#### INFORMATION GIVEN
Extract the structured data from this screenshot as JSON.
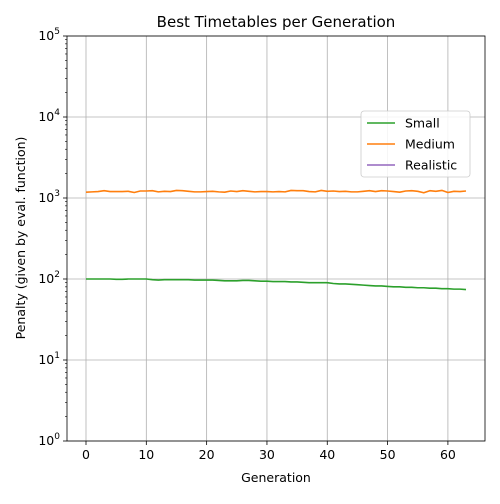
{
  "chart_data": {
    "type": "line",
    "title": "Best Timetables per Generation",
    "xlabel": "Generation",
    "ylabel": "Penalty (given by eval. function)",
    "xlim": [
      -3.15,
      66.15
    ],
    "ylim": [
      1,
      100000
    ],
    "yscale": "log",
    "grid": true,
    "legend_position": "center-right",
    "x_ticks": [
      0,
      10,
      20,
      30,
      40,
      50,
      60
    ],
    "x_tick_labels": [
      "0",
      "10",
      "20",
      "30",
      "40",
      "50",
      "60"
    ],
    "y_ticks": [
      1,
      10,
      100,
      1000,
      10000,
      100000
    ],
    "y_tick_labels": [
      {
        "base": "10",
        "exp": "0"
      },
      {
        "base": "10",
        "exp": "1"
      },
      {
        "base": "10",
        "exp": "2"
      },
      {
        "base": "10",
        "exp": "3"
      },
      {
        "base": "10",
        "exp": "4"
      },
      {
        "base": "10",
        "exp": "5"
      }
    ],
    "series": [
      {
        "name": "Small",
        "color": "#2ca02c",
        "x": [
          0,
          1,
          2,
          3,
          4,
          5,
          6,
          7,
          8,
          9,
          10,
          11,
          12,
          13,
          14,
          15,
          16,
          17,
          18,
          19,
          20,
          21,
          22,
          23,
          24,
          25,
          26,
          27,
          28,
          29,
          30,
          31,
          32,
          33,
          34,
          35,
          36,
          37,
          38,
          39,
          40,
          41,
          42,
          43,
          44,
          45,
          46,
          47,
          48,
          49,
          50,
          51,
          52,
          53,
          54,
          55,
          56,
          57,
          58,
          59,
          60,
          61,
          62,
          63
        ],
        "y": [
          100,
          100,
          100,
          100,
          100,
          99,
          99,
          100,
          100,
          100,
          100,
          98,
          97,
          98,
          98,
          98,
          98,
          98,
          97,
          97,
          97,
          97,
          96,
          95,
          95,
          95,
          96,
          96,
          95,
          94,
          94,
          93,
          93,
          93,
          92,
          92,
          91,
          90,
          90,
          90,
          90,
          88,
          87,
          87,
          86,
          85,
          84,
          83,
          82,
          82,
          81,
          80,
          80,
          79,
          79,
          78,
          78,
          77,
          77,
          76,
          76,
          75,
          75,
          74
        ]
      },
      {
        "name": "Medium",
        "color": "#ff7f0e",
        "x": [
          0,
          1,
          2,
          3,
          4,
          5,
          6,
          7,
          8,
          9,
          10,
          11,
          12,
          13,
          14,
          15,
          16,
          17,
          18,
          19,
          20,
          21,
          22,
          23,
          24,
          25,
          26,
          27,
          28,
          29,
          30,
          31,
          32,
          33,
          34,
          35,
          36,
          37,
          38,
          39,
          40,
          41,
          42,
          43,
          44,
          45,
          46,
          47,
          48,
          49,
          50,
          51,
          52,
          53,
          54,
          55,
          56,
          57,
          58,
          59,
          60,
          61,
          62,
          63
        ],
        "y": [
          1180,
          1190,
          1200,
          1230,
          1200,
          1200,
          1200,
          1210,
          1170,
          1220,
          1220,
          1230,
          1190,
          1210,
          1200,
          1240,
          1230,
          1210,
          1190,
          1190,
          1200,
          1210,
          1190,
          1180,
          1220,
          1200,
          1230,
          1210,
          1190,
          1200,
          1200,
          1190,
          1200,
          1190,
          1240,
          1230,
          1230,
          1200,
          1190,
          1240,
          1210,
          1220,
          1200,
          1210,
          1190,
          1190,
          1210,
          1230,
          1200,
          1230,
          1220,
          1200,
          1180,
          1220,
          1230,
          1210,
          1160,
          1230,
          1210,
          1240,
          1170,
          1210,
          1200,
          1220
        ]
      },
      {
        "name": "Realistic",
        "color": "#9467bd",
        "x": [],
        "y": []
      }
    ]
  }
}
########
- _STATED GOAL_
Images should not appear in the copy; retype the listing above exactly.

- _TASK ANSWER_
Extract the structured data from this screenshot as JSON.
{
  "chart_data": {
    "type": "line",
    "title": "Best Timetables per Generation",
    "xlabel": "Generation",
    "ylabel": "Penalty (given by eval. function)",
    "xlim": [
      -3.15,
      66.15
    ],
    "ylim": [
      1,
      100000
    ],
    "yscale": "log",
    "grid": true,
    "legend_position": "center-right",
    "x_ticks": [
      0,
      10,
      20,
      30,
      40,
      50,
      60
    ],
    "x_tick_labels": [
      "0",
      "10",
      "20",
      "30",
      "40",
      "50",
      "60"
    ],
    "y_ticks": [
      1,
      10,
      100,
      1000,
      10000,
      100000
    ],
    "y_tick_labels": [
      {
        "base": "10",
        "exp": "0"
      },
      {
        "base": "10",
        "exp": "1"
      },
      {
        "base": "10",
        "exp": "2"
      },
      {
        "base": "10",
        "exp": "3"
      },
      {
        "base": "10",
        "exp": "4"
      },
      {
        "base": "10",
        "exp": "5"
      }
    ],
    "series": [
      {
        "name": "Small",
        "color": "#2ca02c",
        "x": [
          0,
          1,
          2,
          3,
          4,
          5,
          6,
          7,
          8,
          9,
          10,
          11,
          12,
          13,
          14,
          15,
          16,
          17,
          18,
          19,
          20,
          21,
          22,
          23,
          24,
          25,
          26,
          27,
          28,
          29,
          30,
          31,
          32,
          33,
          34,
          35,
          36,
          37,
          38,
          39,
          40,
          41,
          42,
          43,
          44,
          45,
          46,
          47,
          48,
          49,
          50,
          51,
          52,
          53,
          54,
          55,
          56,
          57,
          58,
          59,
          60,
          61,
          62,
          63
        ],
        "y": [
          100,
          100,
          100,
          100,
          100,
          99,
          99,
          100,
          100,
          100,
          100,
          98,
          97,
          98,
          98,
          98,
          98,
          98,
          97,
          97,
          97,
          97,
          96,
          95,
          95,
          95,
          96,
          96,
          95,
          94,
          94,
          93,
          93,
          93,
          92,
          92,
          91,
          90,
          90,
          90,
          90,
          88,
          87,
          87,
          86,
          85,
          84,
          83,
          82,
          82,
          81,
          80,
          80,
          79,
          79,
          78,
          78,
          77,
          77,
          76,
          76,
          75,
          75,
          74
        ]
      },
      {
        "name": "Medium",
        "color": "#ff7f0e",
        "x": [
          0,
          1,
          2,
          3,
          4,
          5,
          6,
          7,
          8,
          9,
          10,
          11,
          12,
          13,
          14,
          15,
          16,
          17,
          18,
          19,
          20,
          21,
          22,
          23,
          24,
          25,
          26,
          27,
          28,
          29,
          30,
          31,
          32,
          33,
          34,
          35,
          36,
          37,
          38,
          39,
          40,
          41,
          42,
          43,
          44,
          45,
          46,
          47,
          48,
          49,
          50,
          51,
          52,
          53,
          54,
          55,
          56,
          57,
          58,
          59,
          60,
          61,
          62,
          63
        ],
        "y": [
          1180,
          1190,
          1200,
          1230,
          1200,
          1200,
          1200,
          1210,
          1170,
          1220,
          1220,
          1230,
          1190,
          1210,
          1200,
          1240,
          1230,
          1210,
          1190,
          1190,
          1200,
          1210,
          1190,
          1180,
          1220,
          1200,
          1230,
          1210,
          1190,
          1200,
          1200,
          1190,
          1200,
          1190,
          1240,
          1230,
          1230,
          1200,
          1190,
          1240,
          1210,
          1220,
          1200,
          1210,
          1190,
          1190,
          1210,
          1230,
          1200,
          1230,
          1220,
          1200,
          1180,
          1220,
          1230,
          1210,
          1160,
          1230,
          1210,
          1240,
          1170,
          1210,
          1200,
          1220
        ]
      },
      {
        "name": "Realistic",
        "color": "#9467bd",
        "x": [],
        "y": []
      }
    ]
  }
}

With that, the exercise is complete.